─── PROVIDED ENTRIES

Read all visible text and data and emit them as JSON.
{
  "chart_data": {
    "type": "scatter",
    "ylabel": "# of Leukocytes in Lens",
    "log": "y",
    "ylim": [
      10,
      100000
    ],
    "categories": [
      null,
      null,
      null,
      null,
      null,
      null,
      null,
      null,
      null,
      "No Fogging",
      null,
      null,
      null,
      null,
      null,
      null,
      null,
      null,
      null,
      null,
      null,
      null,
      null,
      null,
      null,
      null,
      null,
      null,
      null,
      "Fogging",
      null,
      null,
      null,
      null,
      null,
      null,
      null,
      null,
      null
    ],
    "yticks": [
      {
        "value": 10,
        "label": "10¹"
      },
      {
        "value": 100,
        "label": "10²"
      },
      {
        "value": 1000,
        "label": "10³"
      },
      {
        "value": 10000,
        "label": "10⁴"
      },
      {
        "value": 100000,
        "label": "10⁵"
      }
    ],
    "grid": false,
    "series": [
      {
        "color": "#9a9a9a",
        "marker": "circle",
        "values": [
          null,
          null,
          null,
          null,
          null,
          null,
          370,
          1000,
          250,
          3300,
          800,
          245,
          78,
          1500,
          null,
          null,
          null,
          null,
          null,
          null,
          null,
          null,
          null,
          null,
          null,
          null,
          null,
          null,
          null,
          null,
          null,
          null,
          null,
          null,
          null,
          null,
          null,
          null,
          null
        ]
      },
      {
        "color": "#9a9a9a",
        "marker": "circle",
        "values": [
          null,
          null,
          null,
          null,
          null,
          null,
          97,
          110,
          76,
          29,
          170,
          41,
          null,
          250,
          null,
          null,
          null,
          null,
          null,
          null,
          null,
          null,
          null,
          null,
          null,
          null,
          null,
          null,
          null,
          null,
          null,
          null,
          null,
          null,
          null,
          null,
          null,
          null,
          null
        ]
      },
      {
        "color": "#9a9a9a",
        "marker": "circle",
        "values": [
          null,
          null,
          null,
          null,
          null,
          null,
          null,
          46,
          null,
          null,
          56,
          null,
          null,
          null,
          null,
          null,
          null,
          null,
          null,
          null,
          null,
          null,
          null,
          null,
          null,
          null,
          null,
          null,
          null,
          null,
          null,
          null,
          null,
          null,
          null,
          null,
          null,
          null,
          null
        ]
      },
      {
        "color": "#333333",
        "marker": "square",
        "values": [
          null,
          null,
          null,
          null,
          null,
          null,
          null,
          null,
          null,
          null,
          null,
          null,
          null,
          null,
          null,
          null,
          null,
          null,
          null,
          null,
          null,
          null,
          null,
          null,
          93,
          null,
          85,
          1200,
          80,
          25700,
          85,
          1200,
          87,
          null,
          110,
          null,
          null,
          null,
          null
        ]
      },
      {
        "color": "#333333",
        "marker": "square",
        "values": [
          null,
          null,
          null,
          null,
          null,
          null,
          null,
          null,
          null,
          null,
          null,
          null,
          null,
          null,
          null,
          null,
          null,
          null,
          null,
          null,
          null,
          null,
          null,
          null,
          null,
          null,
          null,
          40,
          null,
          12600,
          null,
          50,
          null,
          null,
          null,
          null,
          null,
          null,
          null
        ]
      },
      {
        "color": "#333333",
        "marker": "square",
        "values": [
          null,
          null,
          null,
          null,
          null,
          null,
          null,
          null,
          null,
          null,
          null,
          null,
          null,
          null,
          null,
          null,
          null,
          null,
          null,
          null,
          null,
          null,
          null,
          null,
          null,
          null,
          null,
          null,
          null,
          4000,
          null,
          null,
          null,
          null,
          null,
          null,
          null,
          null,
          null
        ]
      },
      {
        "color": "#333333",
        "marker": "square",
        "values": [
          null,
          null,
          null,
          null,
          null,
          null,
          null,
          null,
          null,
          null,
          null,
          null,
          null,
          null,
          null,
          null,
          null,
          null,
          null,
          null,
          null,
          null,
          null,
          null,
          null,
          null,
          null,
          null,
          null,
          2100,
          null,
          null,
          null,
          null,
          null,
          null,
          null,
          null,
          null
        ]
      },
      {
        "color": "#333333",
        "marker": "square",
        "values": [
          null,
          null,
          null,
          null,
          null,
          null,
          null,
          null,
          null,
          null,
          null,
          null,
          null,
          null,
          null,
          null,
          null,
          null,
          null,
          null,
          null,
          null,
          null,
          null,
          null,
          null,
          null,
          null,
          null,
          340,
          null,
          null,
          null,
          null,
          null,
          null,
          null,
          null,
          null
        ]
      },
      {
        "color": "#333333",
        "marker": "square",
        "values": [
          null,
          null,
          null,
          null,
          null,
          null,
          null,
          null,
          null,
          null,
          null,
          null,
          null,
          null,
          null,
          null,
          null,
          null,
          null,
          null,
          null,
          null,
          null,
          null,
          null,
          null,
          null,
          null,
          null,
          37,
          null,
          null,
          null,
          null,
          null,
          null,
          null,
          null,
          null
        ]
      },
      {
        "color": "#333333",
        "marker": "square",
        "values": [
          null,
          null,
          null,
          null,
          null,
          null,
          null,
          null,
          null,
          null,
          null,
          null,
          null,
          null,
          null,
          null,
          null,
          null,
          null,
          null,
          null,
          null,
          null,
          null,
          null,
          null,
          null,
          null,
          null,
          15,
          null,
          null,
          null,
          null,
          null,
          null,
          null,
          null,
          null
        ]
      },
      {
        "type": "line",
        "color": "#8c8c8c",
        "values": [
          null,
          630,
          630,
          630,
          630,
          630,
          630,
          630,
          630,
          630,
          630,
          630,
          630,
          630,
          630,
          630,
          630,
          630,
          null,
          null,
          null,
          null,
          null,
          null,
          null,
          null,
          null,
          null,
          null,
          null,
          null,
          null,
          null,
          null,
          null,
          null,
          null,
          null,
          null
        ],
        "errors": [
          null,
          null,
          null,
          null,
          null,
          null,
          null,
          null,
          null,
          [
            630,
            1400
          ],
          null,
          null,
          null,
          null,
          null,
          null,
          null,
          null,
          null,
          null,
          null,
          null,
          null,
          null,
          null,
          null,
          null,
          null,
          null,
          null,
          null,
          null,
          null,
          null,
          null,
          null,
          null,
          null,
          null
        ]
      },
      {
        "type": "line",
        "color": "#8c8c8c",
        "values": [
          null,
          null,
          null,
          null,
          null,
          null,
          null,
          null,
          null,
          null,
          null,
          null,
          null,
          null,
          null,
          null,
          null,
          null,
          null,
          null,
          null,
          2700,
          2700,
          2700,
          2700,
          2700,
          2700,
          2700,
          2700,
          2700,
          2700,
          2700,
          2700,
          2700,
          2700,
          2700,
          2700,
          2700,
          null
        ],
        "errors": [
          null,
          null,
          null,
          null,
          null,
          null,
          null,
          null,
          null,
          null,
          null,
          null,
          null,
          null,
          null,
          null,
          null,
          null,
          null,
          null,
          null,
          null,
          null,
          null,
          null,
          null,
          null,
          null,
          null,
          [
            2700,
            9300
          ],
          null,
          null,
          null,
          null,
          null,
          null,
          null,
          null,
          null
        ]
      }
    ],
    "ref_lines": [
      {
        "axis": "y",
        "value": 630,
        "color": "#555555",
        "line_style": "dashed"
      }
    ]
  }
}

──────

PROBLEM TO WORK ON:
Write out the entries in full, exactly as given.

THE ANSWER:
Read all visible text and data and emit them as JSON.
{
  "chart_data": {
    "type": "scatter",
    "ylabel": "# of Leukocytes in Lens",
    "log": "y",
    "ylim": [
      10,
      100000
    ],
    "categories": [
      null,
      null,
      null,
      null,
      null,
      null,
      null,
      null,
      null,
      "No Fogging",
      null,
      null,
      null,
      null,
      null,
      null,
      null,
      null,
      null,
      null,
      null,
      null,
      null,
      null,
      null,
      null,
      null,
      null,
      null,
      "Fogging",
      null,
      null,
      null,
      null,
      null,
      null,
      null,
      null,
      null
    ],
    "yticks": [
      {
        "value": 10,
        "label": "10¹"
      },
      {
        "value": 100,
        "label": "10²"
      },
      {
        "value": 1000,
        "label": "10³"
      },
      {
        "value": 10000,
        "label": "10⁴"
      },
      {
        "value": 100000,
        "label": "10⁵"
      }
    ],
    "grid": false,
    "series": [
      {
        "color": "#9a9a9a",
        "marker": "circle",
        "values": [
          null,
          null,
          null,
          null,
          null,
          null,
          370,
          1000,
          250,
          3300,
          800,
          245,
          78,
          1500,
          null,
          null,
          null,
          null,
          null,
          null,
          null,
          null,
          null,
          null,
          null,
          null,
          null,
          null,
          null,
          null,
          null,
          null,
          null,
          null,
          null,
          null,
          null,
          null,
          null
        ]
      },
      {
        "color": "#9a9a9a",
        "marker": "circle",
        "values": [
          null,
          null,
          null,
          null,
          null,
          null,
          97,
          110,
          76,
          29,
          170,
          41,
          null,
          250,
          null,
          null,
          null,
          null,
          null,
          null,
          null,
          null,
          null,
          null,
          null,
          null,
          null,
          null,
          null,
          null,
          null,
          null,
          null,
          null,
          null,
          null,
          null,
          null,
          null
        ]
      },
      {
        "color": "#9a9a9a",
        "marker": "circle",
        "values": [
          null,
          null,
          null,
          null,
          null,
          null,
          null,
          46,
          null,
          null,
          56,
          null,
          null,
          null,
          null,
          null,
          null,
          null,
          null,
          null,
          null,
          null,
          null,
          null,
          null,
          null,
          null,
          null,
          null,
          null,
          null,
          null,
          null,
          null,
          null,
          null,
          null,
          null,
          null
        ]
      },
      {
        "color": "#333333",
        "marker": "square",
        "values": [
          null,
          null,
          null,
          null,
          null,
          null,
          null,
          null,
          null,
          null,
          null,
          null,
          null,
          null,
          null,
          null,
          null,
          null,
          null,
          null,
          null,
          null,
          null,
          null,
          93,
          null,
          85,
          1200,
          80,
          25700,
          85,
          1200,
          87,
          null,
          110,
          null,
          null,
          null,
          null
        ]
      },
      {
        "color": "#333333",
        "marker": "square",
        "values": [
          null,
          null,
          null,
          null,
          null,
          null,
          null,
          null,
          null,
          null,
          null,
          null,
          null,
          null,
          null,
          null,
          null,
          null,
          null,
          null,
          null,
          null,
          null,
          null,
          null,
          null,
          null,
          40,
          null,
          12600,
          null,
          50,
          null,
          null,
          null,
          null,
          null,
          null,
          null
        ]
      },
      {
        "color": "#333333",
        "marker": "square",
        "values": [
          null,
          null,
          null,
          null,
          null,
          null,
          null,
          null,
          null,
          null,
          null,
          null,
          null,
          null,
          null,
          null,
          null,
          null,
          null,
          null,
          null,
          null,
          null,
          null,
          null,
          null,
          null,
          null,
          null,
          4000,
          null,
          null,
          null,
          null,
          null,
          null,
          null,
          null,
          null
        ]
      },
      {
        "color": "#333333",
        "marker": "square",
        "values": [
          null,
          null,
          null,
          null,
          null,
          null,
          null,
          null,
          null,
          null,
          null,
          null,
          null,
          null,
          null,
          null,
          null,
          null,
          null,
          null,
          null,
          null,
          null,
          null,
          null,
          null,
          null,
          null,
          null,
          2100,
          null,
          null,
          null,
          null,
          null,
          null,
          null,
          null,
          null
        ]
      },
      {
        "color": "#333333",
        "marker": "square",
        "values": [
          null,
          null,
          null,
          null,
          null,
          null,
          null,
          null,
          null,
          null,
          null,
          null,
          null,
          null,
          null,
          null,
          null,
          null,
          null,
          null,
          null,
          null,
          null,
          null,
          null,
          null,
          null,
          null,
          null,
          340,
          null,
          null,
          null,
          null,
          null,
          null,
          null,
          null,
          null
        ]
      },
      {
        "color": "#333333",
        "marker": "square",
        "values": [
          null,
          null,
          null,
          null,
          null,
          null,
          null,
          null,
          null,
          null,
          null,
          null,
          null,
          null,
          null,
          null,
          null,
          null,
          null,
          null,
          null,
          null,
          null,
          null,
          null,
          null,
          null,
          null,
          null,
          37,
          null,
          null,
          null,
          null,
          null,
          null,
          null,
          null,
          null
        ]
      },
      {
        "color": "#333333",
        "marker": "square",
        "values": [
          null,
          null,
          null,
          null,
          null,
          null,
          null,
          null,
          null,
          null,
          null,
          null,
          null,
          null,
          null,
          null,
          null,
          null,
          null,
          null,
          null,
          null,
          null,
          null,
          null,
          null,
          null,
          null,
          null,
          15,
          null,
          null,
          null,
          null,
          null,
          null,
          null,
          null,
          null
        ]
      },
      {
        "type": "line",
        "color": "#8c8c8c",
        "values": [
          null,
          630,
          630,
          630,
          630,
          630,
          630,
          630,
          630,
          630,
          630,
          630,
          630,
          630,
          630,
          630,
          630,
          630,
          null,
          null,
          null,
          null,
          null,
          null,
          null,
          null,
          null,
          null,
          null,
          null,
          null,
          null,
          null,
          null,
          null,
          null,
          null,
          null,
          null
        ],
        "errors": [
          null,
          null,
          null,
          null,
          null,
          null,
          null,
          null,
          null,
          [
            630,
            1400
          ],
          null,
          null,
          null,
          null,
          null,
          null,
          null,
          null,
          null,
          null,
          null,
          null,
          null,
          null,
          null,
          null,
          null,
          null,
          null,
          null,
          null,
          null,
          null,
          null,
          null,
          null,
          null,
          null,
          null
        ]
      },
      {
        "type": "line",
        "color": "#8c8c8c",
        "values": [
          null,
          null,
          null,
          null,
          null,
          null,
          null,
          null,
          null,
          null,
          null,
          null,
          null,
          null,
          null,
          null,
          null,
          null,
          null,
          null,
          null,
          2700,
          2700,
          2700,
          2700,
          2700,
          2700,
          2700,
          2700,
          2700,
          2700,
          2700,
          2700,
          2700,
          2700,
          2700,
          2700,
          2700,
          null
        ],
        "errors": [
          null,
          null,
          null,
          null,
          null,
          null,
          null,
          null,
          null,
          null,
          null,
          null,
          null,
          null,
          null,
          null,
          null,
          null,
          null,
          null,
          null,
          null,
          null,
          null,
          null,
          null,
          null,
          null,
          null,
          [
            2700,
            9300
          ],
          null,
          null,
          null,
          null,
          null,
          null,
          null,
          null,
          null
        ]
      }
    ],
    "ref_lines": [
      {
        "axis": "y",
        "value": 630,
        "color": "#555555",
        "line_style": "dashed"
      }
    ]
  }
}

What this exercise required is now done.